Aim of the exercise =>
Give every entry again, word for word and in full.

Material supplied =>
^^^^
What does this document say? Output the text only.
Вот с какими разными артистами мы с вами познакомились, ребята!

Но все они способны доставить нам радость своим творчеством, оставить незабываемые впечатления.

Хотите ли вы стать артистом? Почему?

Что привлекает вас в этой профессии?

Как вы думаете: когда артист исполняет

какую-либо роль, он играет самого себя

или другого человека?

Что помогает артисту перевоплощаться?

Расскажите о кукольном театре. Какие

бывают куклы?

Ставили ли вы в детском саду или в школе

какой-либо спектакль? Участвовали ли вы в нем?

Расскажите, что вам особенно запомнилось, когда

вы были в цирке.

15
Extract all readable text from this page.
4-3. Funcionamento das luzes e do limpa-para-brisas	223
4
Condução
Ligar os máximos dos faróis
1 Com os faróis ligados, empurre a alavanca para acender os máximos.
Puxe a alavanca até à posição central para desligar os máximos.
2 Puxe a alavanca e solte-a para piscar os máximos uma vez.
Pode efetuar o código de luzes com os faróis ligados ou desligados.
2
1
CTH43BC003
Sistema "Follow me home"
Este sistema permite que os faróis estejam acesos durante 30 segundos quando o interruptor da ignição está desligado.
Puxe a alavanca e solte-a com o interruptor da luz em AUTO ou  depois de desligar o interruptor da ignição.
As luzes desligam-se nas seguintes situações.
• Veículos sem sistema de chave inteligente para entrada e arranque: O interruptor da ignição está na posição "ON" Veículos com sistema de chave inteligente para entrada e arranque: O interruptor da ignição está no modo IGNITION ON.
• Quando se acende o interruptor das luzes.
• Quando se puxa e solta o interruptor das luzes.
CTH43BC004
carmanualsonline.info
^^^^
Exercise result =>
What does this document say? Output the text only.
Вот с какими разными артистами мы с вами познакомились, ребята!

Но все они способны доставить нам радость своим творчеством, оставить незабываемые впечатления.

Хотите ли вы стать артистом? Почему?

Что привлекает вас в этой профессии?

Как вы думаете: когда артист исполняет

какую-либо роль, он играет самого себя

или другого человека?

Что помогает артисту перевоплощаться?

Расскажите о кукольном театре. Какие

бывают куклы?

Ставили ли вы в детском саду или в школе

какой-либо спектакль? Участвовали ли вы в нем?

Расскажите, что вам особенно запомнилось, когда

вы были в цирке.

15
Extract all readable text from this page.
4-3. Funcionamento das luzes e do limpa-para-brisas	223
4
Condução
Ligar os máximos dos faróis
1 Com os faróis ligados, empurre a alavanca para acender os máximos.
Puxe a alavanca até à posição central para desligar os máximos.
2 Puxe a alavanca e solte-a para piscar os máximos uma vez.
Pode efetuar o código de luzes com os faróis ligados ou desligados.
2
1
CTH43BC003
Sistema "Follow me home"
Este sistema permite que os faróis estejam acesos durante 30 segundos quando o interruptor da ignição está desligado.
Puxe a alavanca e solte-a com o interruptor da luz em AUTO ou  depois de desligar o interruptor da ignição.
As luzes desligam-se nas seguintes situações.
• Veículos sem sistema de chave inteligente para entrada e arranque: O interruptor da ignição está na posição "ON" Veículos com sistema de chave inteligente para entrada e arranque: O interruptor da ignição está no modo IGNITION ON.
• Quando se acende o interruptor das luzes.
• Quando se puxa e solta o interruptor das luzes.
CTH43BC004
carmanualsonline.info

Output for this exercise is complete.